The problem | Check every line below for the word "shape" and give only the number of lines where it appears.

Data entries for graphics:

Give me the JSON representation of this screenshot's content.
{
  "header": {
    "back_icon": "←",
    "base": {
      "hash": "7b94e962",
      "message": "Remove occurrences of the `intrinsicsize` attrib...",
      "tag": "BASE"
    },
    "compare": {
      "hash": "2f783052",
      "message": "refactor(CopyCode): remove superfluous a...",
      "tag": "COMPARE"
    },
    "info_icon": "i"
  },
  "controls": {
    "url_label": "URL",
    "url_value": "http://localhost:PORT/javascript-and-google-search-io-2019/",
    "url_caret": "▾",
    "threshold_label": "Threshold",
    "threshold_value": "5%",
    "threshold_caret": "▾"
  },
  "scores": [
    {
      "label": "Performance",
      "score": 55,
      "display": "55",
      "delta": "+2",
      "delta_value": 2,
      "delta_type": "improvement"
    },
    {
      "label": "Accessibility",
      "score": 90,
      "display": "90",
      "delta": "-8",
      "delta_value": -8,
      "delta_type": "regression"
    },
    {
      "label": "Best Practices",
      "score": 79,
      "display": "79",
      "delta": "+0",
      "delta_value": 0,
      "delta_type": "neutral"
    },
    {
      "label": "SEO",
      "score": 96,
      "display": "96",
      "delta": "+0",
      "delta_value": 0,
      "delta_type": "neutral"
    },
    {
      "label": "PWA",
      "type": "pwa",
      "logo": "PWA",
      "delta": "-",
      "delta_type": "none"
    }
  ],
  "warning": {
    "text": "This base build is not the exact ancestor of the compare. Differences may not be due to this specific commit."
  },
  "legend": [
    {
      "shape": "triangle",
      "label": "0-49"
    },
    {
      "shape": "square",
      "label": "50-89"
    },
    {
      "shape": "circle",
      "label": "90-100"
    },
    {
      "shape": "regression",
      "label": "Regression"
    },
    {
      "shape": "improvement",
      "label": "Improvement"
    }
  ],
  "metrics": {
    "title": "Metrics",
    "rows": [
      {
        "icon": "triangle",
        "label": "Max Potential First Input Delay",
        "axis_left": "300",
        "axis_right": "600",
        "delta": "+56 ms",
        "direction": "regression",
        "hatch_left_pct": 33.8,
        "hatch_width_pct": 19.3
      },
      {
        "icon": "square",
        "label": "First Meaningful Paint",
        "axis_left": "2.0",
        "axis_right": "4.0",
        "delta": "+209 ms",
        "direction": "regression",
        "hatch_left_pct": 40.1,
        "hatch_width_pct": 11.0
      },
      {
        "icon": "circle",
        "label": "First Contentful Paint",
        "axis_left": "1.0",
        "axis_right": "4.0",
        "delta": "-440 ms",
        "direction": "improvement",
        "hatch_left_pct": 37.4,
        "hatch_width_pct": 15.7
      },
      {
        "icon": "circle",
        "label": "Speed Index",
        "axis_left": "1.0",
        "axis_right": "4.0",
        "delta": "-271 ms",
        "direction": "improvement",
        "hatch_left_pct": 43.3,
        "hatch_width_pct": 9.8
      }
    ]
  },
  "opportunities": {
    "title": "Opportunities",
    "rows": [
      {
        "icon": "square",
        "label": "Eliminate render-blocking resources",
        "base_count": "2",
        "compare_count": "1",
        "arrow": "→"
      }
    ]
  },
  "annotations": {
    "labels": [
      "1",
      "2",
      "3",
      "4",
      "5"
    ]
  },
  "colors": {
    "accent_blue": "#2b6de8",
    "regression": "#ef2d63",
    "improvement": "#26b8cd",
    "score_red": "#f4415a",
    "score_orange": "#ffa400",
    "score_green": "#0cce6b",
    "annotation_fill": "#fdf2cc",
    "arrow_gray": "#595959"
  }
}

Finished task | 5